Records from a data source:
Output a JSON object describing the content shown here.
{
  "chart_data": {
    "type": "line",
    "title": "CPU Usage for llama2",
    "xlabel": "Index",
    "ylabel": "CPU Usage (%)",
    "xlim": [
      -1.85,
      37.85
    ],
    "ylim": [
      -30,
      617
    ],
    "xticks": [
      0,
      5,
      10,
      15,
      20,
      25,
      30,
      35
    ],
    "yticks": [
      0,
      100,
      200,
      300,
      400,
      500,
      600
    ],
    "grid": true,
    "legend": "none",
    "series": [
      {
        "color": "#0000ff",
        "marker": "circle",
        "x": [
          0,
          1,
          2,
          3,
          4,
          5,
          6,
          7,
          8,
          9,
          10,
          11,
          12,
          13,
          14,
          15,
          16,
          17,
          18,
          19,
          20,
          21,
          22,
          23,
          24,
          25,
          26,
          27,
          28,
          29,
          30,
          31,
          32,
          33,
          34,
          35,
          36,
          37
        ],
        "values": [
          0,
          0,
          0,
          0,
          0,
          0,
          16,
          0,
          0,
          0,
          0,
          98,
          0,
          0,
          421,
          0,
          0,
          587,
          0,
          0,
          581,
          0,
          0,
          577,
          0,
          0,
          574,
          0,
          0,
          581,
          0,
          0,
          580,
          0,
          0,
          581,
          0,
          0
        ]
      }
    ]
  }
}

---

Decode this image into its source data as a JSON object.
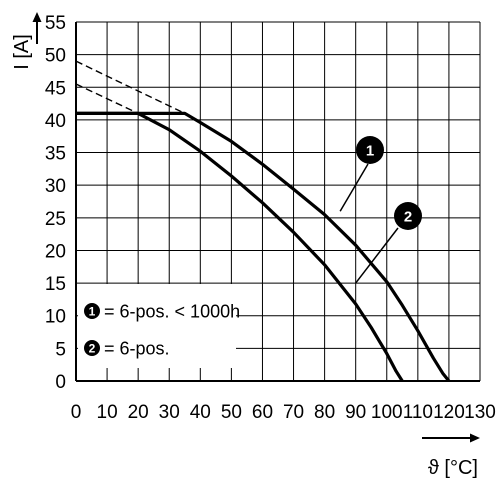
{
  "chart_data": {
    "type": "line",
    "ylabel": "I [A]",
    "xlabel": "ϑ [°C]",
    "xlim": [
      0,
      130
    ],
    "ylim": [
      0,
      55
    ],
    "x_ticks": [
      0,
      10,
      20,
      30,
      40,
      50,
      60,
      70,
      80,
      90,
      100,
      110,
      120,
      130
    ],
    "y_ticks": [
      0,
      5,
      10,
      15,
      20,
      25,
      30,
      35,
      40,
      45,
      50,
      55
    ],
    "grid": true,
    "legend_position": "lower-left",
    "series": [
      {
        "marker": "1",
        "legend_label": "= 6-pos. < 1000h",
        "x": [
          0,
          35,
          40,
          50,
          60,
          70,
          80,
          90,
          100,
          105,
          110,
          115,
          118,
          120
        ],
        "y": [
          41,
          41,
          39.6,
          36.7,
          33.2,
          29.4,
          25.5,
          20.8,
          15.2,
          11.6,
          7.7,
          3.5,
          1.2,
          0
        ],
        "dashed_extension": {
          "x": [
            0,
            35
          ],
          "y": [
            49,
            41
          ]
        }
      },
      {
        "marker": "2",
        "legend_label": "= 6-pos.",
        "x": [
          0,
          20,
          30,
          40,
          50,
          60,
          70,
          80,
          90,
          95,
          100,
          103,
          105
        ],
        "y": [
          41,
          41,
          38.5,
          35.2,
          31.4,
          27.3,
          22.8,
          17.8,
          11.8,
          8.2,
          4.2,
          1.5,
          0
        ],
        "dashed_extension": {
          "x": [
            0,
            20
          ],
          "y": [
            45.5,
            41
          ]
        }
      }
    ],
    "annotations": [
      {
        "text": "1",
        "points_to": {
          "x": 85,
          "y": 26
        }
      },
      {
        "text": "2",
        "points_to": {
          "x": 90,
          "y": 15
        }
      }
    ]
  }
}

Exercise objective:
Filter the entries down to the lines containing "Usage". Copy each of those lines.

Response:
    "title": "CPU Usage for llama2",
    "ylabel": "CPU Usage (%)",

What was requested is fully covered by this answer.